* Start DATA SUPPLIED *
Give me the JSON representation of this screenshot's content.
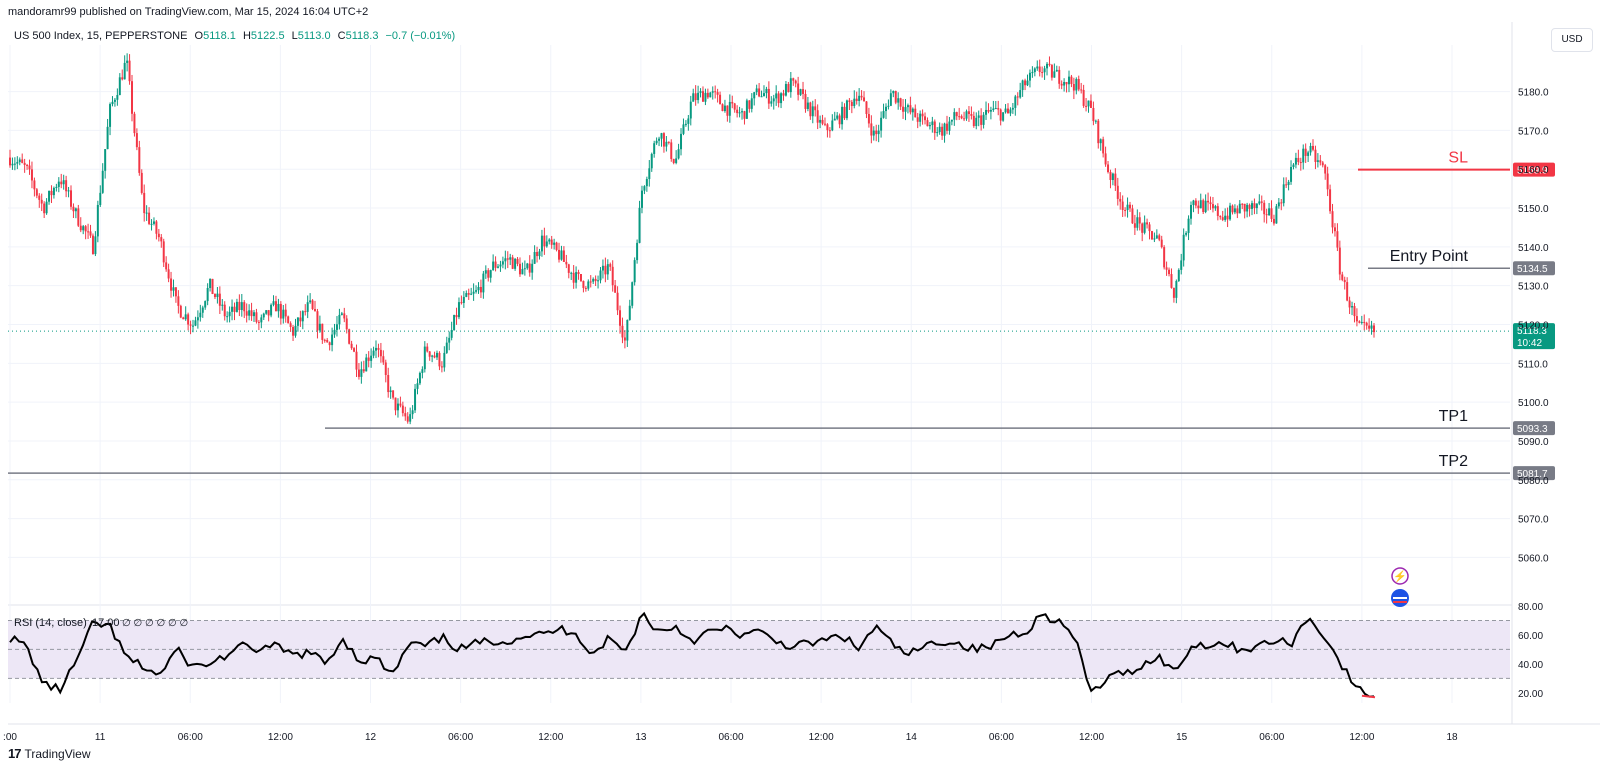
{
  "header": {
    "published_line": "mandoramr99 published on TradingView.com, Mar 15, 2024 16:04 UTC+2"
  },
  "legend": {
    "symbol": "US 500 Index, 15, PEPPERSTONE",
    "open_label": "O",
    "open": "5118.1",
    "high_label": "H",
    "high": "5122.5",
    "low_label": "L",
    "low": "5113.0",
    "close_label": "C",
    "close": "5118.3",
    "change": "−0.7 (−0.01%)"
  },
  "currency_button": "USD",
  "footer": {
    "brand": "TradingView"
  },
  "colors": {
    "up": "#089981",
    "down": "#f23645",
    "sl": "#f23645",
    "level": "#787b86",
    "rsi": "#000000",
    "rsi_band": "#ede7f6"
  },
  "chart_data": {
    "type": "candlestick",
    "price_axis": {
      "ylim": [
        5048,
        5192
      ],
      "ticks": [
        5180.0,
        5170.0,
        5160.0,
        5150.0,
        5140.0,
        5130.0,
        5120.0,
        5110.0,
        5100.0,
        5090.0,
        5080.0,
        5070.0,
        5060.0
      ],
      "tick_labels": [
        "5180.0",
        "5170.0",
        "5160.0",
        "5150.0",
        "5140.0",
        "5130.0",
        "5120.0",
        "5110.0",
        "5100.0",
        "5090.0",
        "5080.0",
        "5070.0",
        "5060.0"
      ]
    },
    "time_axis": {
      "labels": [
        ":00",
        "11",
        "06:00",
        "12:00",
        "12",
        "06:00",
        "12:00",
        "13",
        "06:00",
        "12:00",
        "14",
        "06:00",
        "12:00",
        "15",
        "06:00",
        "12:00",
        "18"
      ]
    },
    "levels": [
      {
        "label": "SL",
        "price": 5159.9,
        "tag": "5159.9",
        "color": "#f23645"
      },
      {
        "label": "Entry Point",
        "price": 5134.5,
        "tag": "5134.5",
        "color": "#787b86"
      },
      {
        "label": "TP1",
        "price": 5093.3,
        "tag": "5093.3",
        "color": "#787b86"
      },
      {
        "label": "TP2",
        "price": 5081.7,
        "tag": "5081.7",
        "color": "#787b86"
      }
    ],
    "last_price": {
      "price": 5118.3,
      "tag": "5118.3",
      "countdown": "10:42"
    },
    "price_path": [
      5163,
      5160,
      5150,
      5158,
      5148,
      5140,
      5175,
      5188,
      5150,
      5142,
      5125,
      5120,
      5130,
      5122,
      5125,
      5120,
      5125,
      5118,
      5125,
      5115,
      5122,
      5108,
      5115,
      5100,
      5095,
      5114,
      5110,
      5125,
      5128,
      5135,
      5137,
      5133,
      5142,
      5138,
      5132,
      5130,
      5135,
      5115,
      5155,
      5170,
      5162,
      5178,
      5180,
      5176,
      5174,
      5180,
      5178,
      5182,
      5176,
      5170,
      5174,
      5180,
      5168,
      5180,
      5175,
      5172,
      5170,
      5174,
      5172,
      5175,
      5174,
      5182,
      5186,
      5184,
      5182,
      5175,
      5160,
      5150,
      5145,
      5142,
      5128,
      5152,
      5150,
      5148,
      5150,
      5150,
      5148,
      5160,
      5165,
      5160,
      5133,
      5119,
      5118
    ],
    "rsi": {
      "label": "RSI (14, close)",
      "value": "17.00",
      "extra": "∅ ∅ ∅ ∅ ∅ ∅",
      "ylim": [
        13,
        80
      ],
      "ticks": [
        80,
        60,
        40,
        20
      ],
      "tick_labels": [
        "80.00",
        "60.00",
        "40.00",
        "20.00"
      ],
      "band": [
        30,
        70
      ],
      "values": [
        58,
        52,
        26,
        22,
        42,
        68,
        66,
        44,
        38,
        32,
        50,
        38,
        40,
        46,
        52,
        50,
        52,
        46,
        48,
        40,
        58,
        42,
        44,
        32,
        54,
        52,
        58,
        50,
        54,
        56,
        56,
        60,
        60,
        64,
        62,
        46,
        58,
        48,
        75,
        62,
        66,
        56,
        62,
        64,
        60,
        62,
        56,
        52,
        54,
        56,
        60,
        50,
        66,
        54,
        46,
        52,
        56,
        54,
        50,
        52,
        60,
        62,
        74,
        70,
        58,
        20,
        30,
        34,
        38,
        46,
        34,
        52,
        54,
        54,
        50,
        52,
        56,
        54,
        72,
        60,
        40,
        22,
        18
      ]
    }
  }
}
* End DATA SUPPLIED *
* Start DATA SUPPLIED *
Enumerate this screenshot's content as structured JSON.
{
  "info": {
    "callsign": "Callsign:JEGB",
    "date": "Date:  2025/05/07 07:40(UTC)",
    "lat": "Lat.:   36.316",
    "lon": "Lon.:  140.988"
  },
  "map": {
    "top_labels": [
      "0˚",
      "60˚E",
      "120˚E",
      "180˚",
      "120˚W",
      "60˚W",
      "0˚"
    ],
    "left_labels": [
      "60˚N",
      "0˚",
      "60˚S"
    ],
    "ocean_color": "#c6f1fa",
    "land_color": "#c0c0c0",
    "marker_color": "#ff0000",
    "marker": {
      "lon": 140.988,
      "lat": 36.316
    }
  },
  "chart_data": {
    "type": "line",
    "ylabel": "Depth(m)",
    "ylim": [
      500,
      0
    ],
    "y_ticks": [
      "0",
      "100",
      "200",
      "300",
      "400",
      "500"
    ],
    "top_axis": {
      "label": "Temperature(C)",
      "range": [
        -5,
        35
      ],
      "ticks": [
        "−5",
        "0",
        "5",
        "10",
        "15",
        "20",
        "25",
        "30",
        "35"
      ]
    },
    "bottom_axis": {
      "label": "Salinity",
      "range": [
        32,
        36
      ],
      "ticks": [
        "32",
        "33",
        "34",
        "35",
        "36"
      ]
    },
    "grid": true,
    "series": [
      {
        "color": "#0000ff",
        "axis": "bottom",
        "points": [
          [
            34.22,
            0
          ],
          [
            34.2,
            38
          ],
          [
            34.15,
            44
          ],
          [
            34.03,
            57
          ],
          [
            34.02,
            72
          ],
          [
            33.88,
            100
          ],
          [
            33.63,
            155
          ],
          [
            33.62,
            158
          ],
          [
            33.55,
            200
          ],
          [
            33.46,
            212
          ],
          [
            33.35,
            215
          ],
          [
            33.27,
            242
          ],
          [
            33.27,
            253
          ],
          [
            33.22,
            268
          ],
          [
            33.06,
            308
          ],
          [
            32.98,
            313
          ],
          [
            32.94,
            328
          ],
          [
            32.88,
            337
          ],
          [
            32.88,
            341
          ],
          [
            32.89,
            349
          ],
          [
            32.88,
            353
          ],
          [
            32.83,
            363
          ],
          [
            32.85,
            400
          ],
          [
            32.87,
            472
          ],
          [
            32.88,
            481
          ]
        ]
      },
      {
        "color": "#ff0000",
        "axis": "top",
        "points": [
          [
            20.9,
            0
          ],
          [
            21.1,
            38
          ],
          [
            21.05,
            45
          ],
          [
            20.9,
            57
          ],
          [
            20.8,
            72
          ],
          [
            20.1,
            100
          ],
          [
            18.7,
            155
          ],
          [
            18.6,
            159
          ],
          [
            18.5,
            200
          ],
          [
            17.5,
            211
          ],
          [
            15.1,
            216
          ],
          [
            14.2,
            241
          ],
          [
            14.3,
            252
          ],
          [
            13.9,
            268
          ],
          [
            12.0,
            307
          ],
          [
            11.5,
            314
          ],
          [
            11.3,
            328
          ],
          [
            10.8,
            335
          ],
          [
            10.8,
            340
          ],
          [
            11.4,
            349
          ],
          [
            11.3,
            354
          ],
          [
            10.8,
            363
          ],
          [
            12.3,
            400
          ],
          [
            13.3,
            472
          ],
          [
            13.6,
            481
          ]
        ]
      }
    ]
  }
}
* End DATA SUPPLIED *
* Start DATA SUPPLIED *
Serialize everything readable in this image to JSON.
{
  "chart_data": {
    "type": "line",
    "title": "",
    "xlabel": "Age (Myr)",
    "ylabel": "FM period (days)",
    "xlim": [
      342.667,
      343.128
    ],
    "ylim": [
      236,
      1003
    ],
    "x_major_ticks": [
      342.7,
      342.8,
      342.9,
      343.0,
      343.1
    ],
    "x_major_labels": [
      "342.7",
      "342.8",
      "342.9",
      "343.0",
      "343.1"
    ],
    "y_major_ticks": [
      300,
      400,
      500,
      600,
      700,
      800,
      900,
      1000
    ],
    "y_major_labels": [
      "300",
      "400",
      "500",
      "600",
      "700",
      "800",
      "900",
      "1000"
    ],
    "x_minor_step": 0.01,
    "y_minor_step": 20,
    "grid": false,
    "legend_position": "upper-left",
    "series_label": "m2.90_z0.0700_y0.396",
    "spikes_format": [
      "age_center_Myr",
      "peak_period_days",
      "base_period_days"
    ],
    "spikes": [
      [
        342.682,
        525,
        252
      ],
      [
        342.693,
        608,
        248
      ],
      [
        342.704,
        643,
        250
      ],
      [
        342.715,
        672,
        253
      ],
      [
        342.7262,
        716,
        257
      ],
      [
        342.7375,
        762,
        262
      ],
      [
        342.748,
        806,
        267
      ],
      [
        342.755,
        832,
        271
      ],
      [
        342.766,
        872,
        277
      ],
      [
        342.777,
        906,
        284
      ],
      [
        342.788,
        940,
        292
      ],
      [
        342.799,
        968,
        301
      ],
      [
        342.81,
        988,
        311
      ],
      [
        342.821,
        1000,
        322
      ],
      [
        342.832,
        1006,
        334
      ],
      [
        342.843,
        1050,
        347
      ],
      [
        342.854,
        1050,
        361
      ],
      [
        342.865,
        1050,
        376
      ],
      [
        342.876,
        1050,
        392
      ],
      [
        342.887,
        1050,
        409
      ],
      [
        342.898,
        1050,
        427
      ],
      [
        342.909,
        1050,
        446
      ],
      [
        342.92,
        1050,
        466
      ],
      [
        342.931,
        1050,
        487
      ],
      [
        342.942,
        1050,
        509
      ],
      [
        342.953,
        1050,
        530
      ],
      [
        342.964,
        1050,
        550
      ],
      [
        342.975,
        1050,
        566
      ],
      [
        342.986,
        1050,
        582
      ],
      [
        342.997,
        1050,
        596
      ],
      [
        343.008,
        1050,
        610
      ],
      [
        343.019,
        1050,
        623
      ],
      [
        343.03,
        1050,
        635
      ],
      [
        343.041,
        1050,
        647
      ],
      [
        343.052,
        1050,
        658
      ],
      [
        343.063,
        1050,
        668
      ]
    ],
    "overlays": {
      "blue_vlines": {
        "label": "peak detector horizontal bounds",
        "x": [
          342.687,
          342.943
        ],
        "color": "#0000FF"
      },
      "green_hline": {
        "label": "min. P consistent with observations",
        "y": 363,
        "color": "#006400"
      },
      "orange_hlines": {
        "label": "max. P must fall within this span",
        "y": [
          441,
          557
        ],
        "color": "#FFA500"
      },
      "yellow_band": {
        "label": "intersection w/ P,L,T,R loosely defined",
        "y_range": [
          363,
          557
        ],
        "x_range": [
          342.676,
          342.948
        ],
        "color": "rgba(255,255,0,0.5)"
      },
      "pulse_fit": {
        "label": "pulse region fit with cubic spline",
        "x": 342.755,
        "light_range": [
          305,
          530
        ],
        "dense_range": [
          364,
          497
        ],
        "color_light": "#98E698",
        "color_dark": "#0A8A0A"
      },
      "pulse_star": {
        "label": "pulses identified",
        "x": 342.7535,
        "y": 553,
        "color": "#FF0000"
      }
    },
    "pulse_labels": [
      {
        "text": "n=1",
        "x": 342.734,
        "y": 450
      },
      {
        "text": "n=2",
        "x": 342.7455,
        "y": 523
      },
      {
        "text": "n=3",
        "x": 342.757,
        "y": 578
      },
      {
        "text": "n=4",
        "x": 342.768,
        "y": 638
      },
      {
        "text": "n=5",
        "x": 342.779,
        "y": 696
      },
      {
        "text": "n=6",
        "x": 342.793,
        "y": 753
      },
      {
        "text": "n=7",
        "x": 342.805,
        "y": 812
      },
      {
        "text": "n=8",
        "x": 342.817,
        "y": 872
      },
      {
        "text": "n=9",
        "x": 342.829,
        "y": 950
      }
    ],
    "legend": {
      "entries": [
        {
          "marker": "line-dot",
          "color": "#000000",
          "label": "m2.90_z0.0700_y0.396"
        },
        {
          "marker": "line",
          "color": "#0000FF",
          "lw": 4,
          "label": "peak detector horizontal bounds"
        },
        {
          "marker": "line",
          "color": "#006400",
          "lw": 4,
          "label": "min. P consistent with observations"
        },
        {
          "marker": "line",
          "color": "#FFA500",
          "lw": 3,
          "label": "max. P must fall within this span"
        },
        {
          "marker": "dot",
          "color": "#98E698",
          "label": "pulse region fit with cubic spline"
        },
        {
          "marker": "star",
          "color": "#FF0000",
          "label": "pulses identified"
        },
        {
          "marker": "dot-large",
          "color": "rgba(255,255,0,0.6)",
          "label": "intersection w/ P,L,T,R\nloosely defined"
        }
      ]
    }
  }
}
* End DATA SUPPLIED *
→ **AIM**:
In the records above, how many lines hold the string "identified"? Reply with only the number.

→ **ANSWER**:
2